(Data excerpts)
• • •

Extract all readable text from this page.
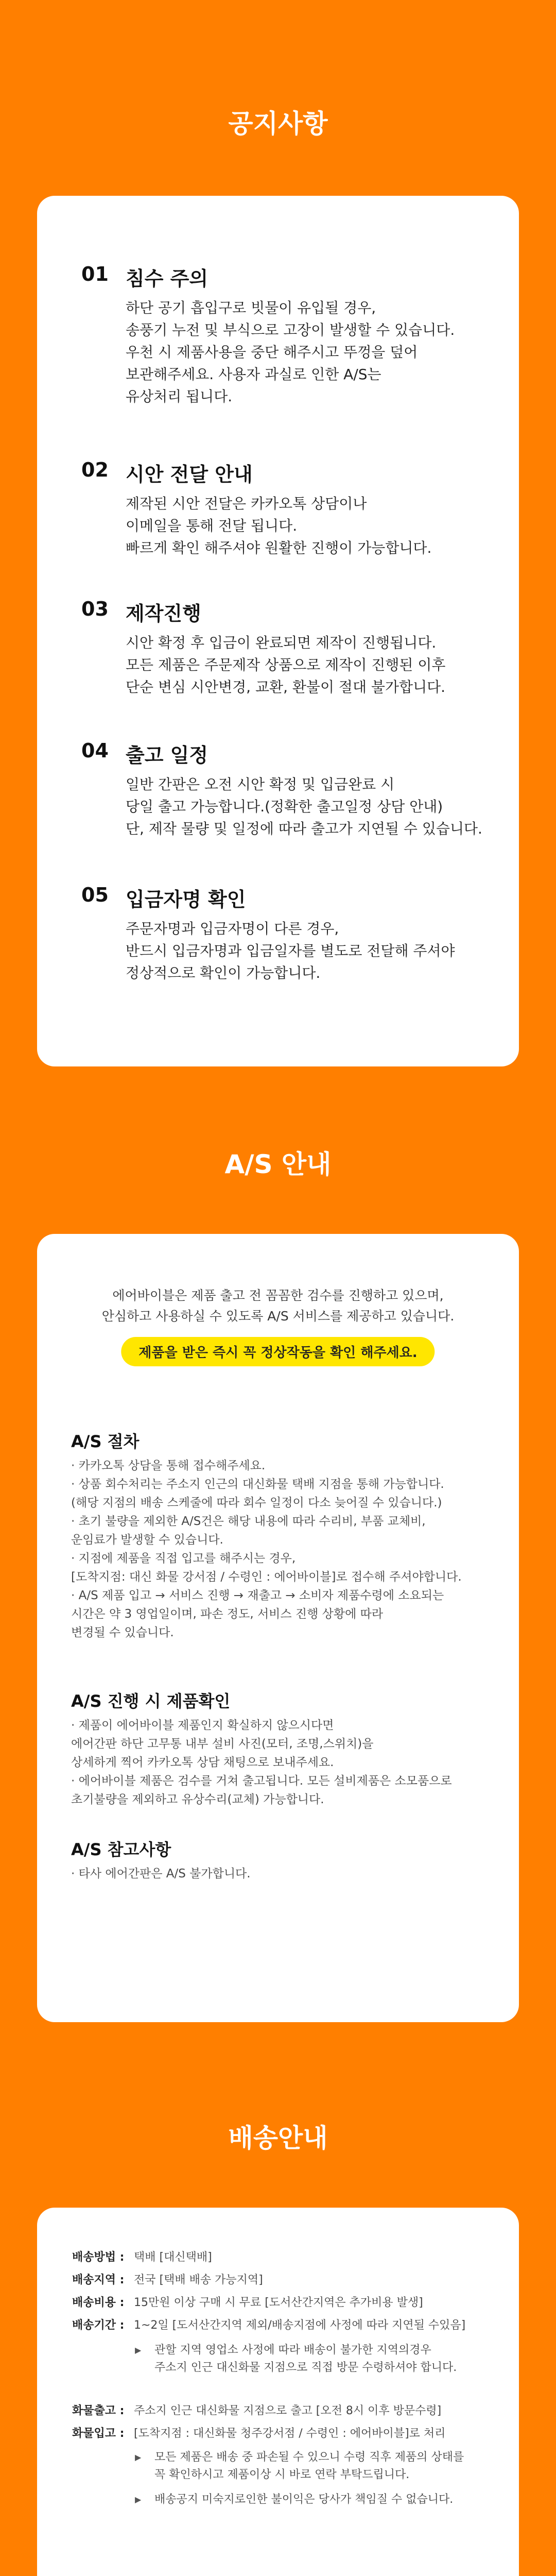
공지사항
01 침수 주의
하단 공기 흡입구로 빗물이 유입될 경우,
송풍기 누전 및 부식으로 고장이 발생할 수 있습니다.
우천 시 제품사용을 중단 해주시고 뚜껑을 덮어
보관해주세요. 사용자 과실로 인한 A/S는
유상처리 됩니다.
02 시안 전달 안내
제작된 시안 전달은 카카오톡 상담이나
이메일을 통해 전달 됩니다.
빠르게 확인 해주셔야 원활한 진행이 가능합니다.
03 제작진행
시안 확정 후 입금이 완료되면 제작이 진행됩니다.
모든 제품은 주문제작 상품으로 제작이 진행된 이후
단순 변심 시안변경, 교환, 환불이 절대 불가합니다.
04 출고 일정
일반 간판은 오전 시안 확정 및 입금완료 시
당일 출고 가능합니다.(정확한 출고일정 상담 안내)
단, 제작 물량 및 일정에 따라 출고가 지연될 수 있습니다.
05 입금자명 확인
주문자명과 입금자명이 다른 경우,
반드시 입금자명과 입금일자를 별도로 전달해 주셔야
정상적으로 확인이 가능합니다.
A/S 안내
에어바이블은 제품 출고 전 꼼꼼한 검수를 진행하고 있으며,
안심하고 사용하실 수 있도록 A/S 서비스를 제공하고 있습니다.
제품을 받은 즉시 꼭 정상작동을 확인 해주세요.
A/S 절차
· 카카오톡 상담을 통해 접수해주세요.
· 상품 회수처리는 주소지 인근의 대신화물 택배 지점을 통해 가능합니다.
(해당 지점의 배송 스케줄에 따라 회수 일정이 다소 늦어질 수 있습니다.)
· 초기 불량을 제외한 A/S건은 해당 내용에 따라 수리비, 부품 교체비,
운임료가 발생할 수 있습니다.
· 지점에 제품을 직접 입고를 해주시는 경우,
[도착지점: 대신 화물 강서점 / 수령인 : 에어바이블]로 접수해 주셔야합니다.
· A/S 제품 입고 → 서비스 진행 → 재출고 → 소비자 제품수령에 소요되는
시간은 약 3 영업일이며, 파손 정도, 서비스 진행 상황에 따라
변경될 수 있습니다.
A/S 진행 시 제품확인
· 제품이 에어바이블 제품인지 확실하지 않으시다면
에어간판 하단 고무통 내부 설비 사진(모터, 조명,스위치)을
상세하게 찍어 카카오톡 상담 채팅으로 보내주세요.
· 에어바이블 제품은 검수를 거쳐 출고됩니다. 모든 설비제품은 소모품으로
초기불량을 제외하고 유상수리(교체) 가능합니다.
A/S 참고사항
· 타사 에어간판은 A/S 불가합니다.
배송안내
배송방법 : 택배 [대신택배]
배송지역 : 전국 [택배 배송 가능지역]
배송비용 : 15만원 이상 구매 시 무료 [도서산간지역은 추가비용 발생]
배송기간 : 1~2일 [도서산간지역 제외/배송지점에 사정에 따라 지연될 수있음]

▶ 관할 지역 영업소 사정에 따라 배송이 불가한 지역의경우
주소지 인근 대신화물 지점으로 직접 방문 수령하셔야 합니다.

화물출고 : 주소지 인근 대신화물 지점으로 출고 [오전 8시 이후 방문수령]
화물입고 : [도착지점 : 대신화물 청주강서점 / 수령인 : 에어바이블]로 처리

▶ 모든 제품은 배송 중 파손될 수 있으니 수령 직후 제품의 상태를
꼭 확인하시고 제품이상 시 바로 연락 부탁드립니다.

▶ 배송공지 미숙지로인한 불이익은 당사가 책임질 수 없습니다.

• • •

WHAT IS EXPECTED
Find every line that has "가능합니다" in it, then return those lines.

RIGHT ANSWER
빠르게 확인 해주셔야 원활한 진행이 가능합니다.
당일 출고 가능합니다.(정확한 출고일정 상담 안내)
정상적으로 확인이 가능합니다.
· 상품 회수처리는 주소지 인근의 대신화물 택배 지점을 통해 가능합니다.
초기불량을 제외하고 유상수리(교체) 가능합니다.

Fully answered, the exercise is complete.